**Problem requirements:**
Repeat exactly the lines below from the line that contains "Serialize everything readable" to the last line, inclusive, without the pictures.

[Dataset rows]
================

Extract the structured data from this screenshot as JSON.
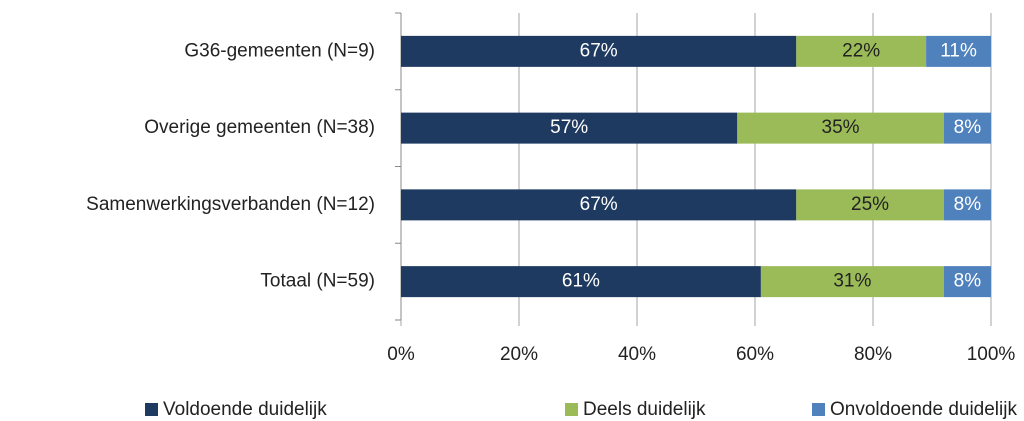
{
  "chart_data": {
    "type": "stacked_bar_horizontal",
    "categories": [
      "G36-gemeenten (N=9)",
      "Overige gemeenten (N=38)",
      "Samenwerkingsverbanden (N=12)",
      "Totaal (N=59)"
    ],
    "series": [
      {
        "name": "Voldoende duidelijk",
        "color": "#1f3a60",
        "values": [
          67,
          57,
          67,
          61
        ],
        "value_labels": [
          "67%",
          "57%",
          "67%",
          "61%"
        ]
      },
      {
        "name": "Deels duidelijk",
        "color": "#9bbb59",
        "values": [
          22,
          35,
          25,
          31
        ],
        "value_labels": [
          "22%",
          "35%",
          "25%",
          "31%"
        ]
      },
      {
        "name": "Onvoldoende duidelijk",
        "color": "#4f81bd",
        "values": [
          11,
          8,
          8,
          8
        ],
        "value_labels": [
          "11%",
          "8%",
          "8%",
          "8%"
        ]
      }
    ],
    "xlim": [
      0,
      100
    ],
    "xticks": [
      {
        "value": 0,
        "label": "0%"
      },
      {
        "value": 20,
        "label": "20%"
      },
      {
        "value": 40,
        "label": "40%"
      },
      {
        "value": 60,
        "label": "60%"
      },
      {
        "value": 80,
        "label": "80%"
      },
      {
        "value": 100,
        "label": "100%"
      }
    ],
    "grid": true,
    "legend": "bottom"
  }
}
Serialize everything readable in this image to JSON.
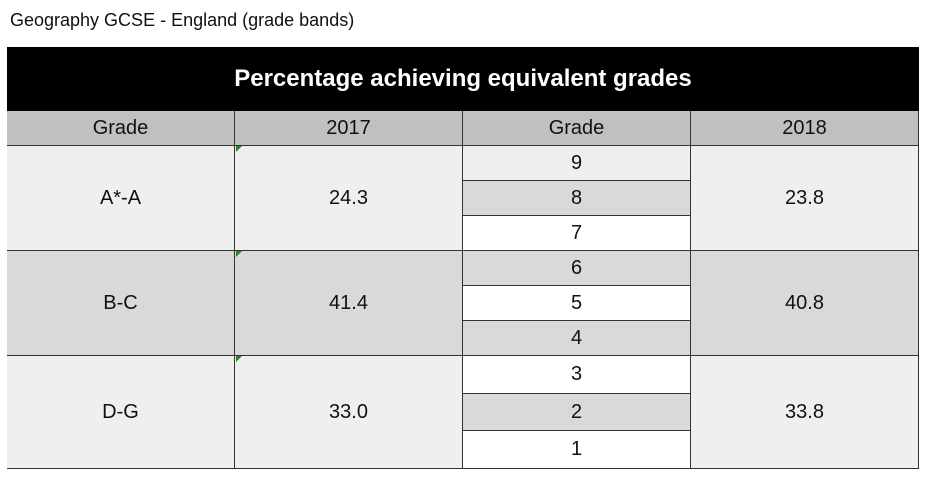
{
  "caption": "Geography GCSE - England (grade bands)",
  "table": {
    "title": "Percentage achieving equivalent grades",
    "columns": [
      "Grade",
      "2017",
      "Grade",
      "2018"
    ],
    "rows": [
      {
        "band": "A*-A",
        "left_value": "24.3",
        "grades": [
          "9",
          "8",
          "7"
        ],
        "right_value": "23.8"
      },
      {
        "band": "B-C",
        "left_value": "41.4",
        "grades": [
          "6",
          "5",
          "4"
        ],
        "right_value": "40.8"
      },
      {
        "band": "D-G",
        "left_value": "33.0",
        "grades": [
          "3",
          "2",
          "1"
        ],
        "right_value": "33.8"
      }
    ]
  }
}
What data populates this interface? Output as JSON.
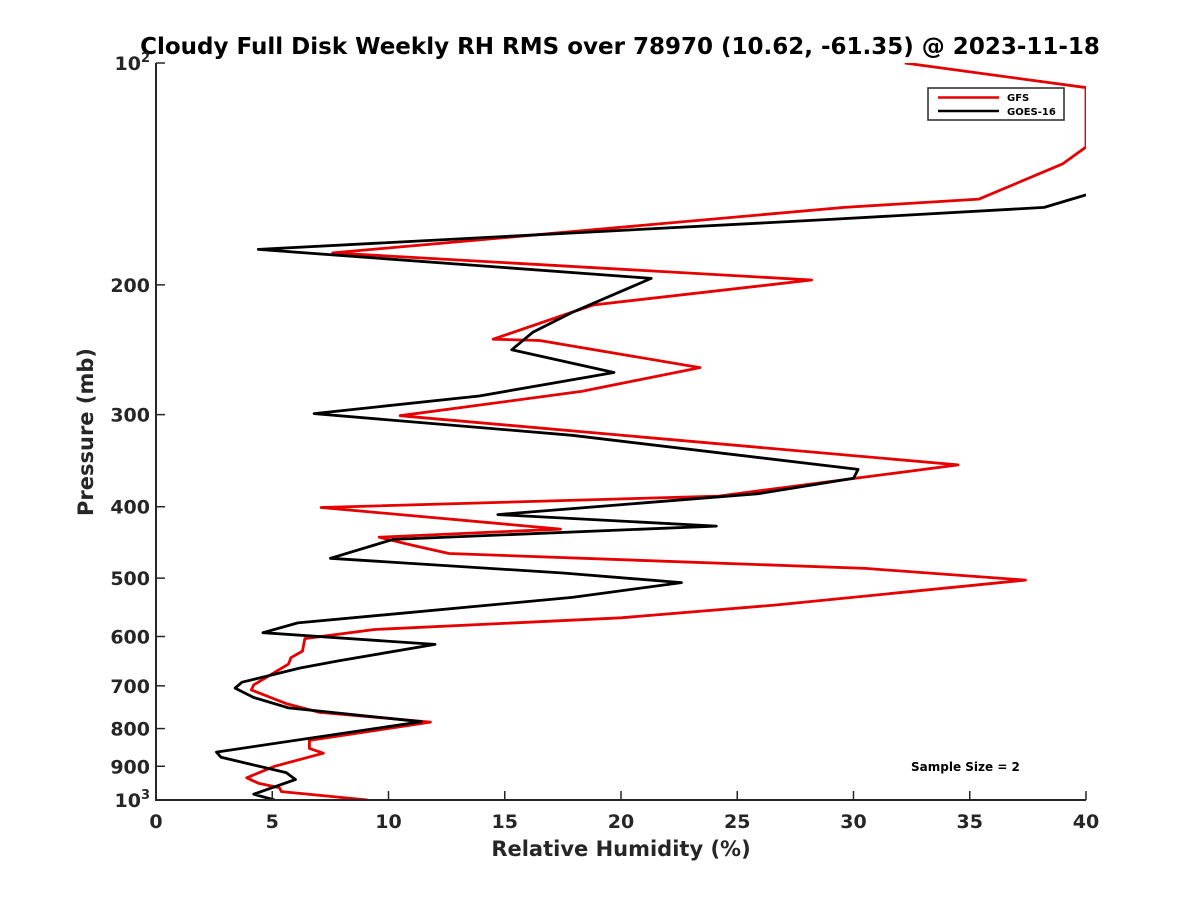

================

**Expected output:**
Serialize everything readable in this image to JSON.
{
  "caption": "Geography GCSE - England (grade bands)",
  "table": {
    "title": "Percentage achieving equivalent grades",
    "columns": [
      "Grade",
      "2017",
      "Grade",
      "2018"
    ],
    "rows": [
      {
        "band": "A*-A",
        "left_value": "24.3",
        "grades": [
          "9",
          "8",
          "7"
        ],
        "right_value": "23.8"
      },
      {
        "band": "B-C",
        "left_value": "41.4",
        "grades": [
          "6",
          "5",
          "4"
        ],
        "right_value": "40.8"
      },
      {
        "band": "D-G",
        "left_value": "33.0",
        "grades": [
          "3",
          "2",
          "1"
        ],
        "right_value": "33.8"
      }
    ]
  }
}
What data populates this interface? Output as JSON.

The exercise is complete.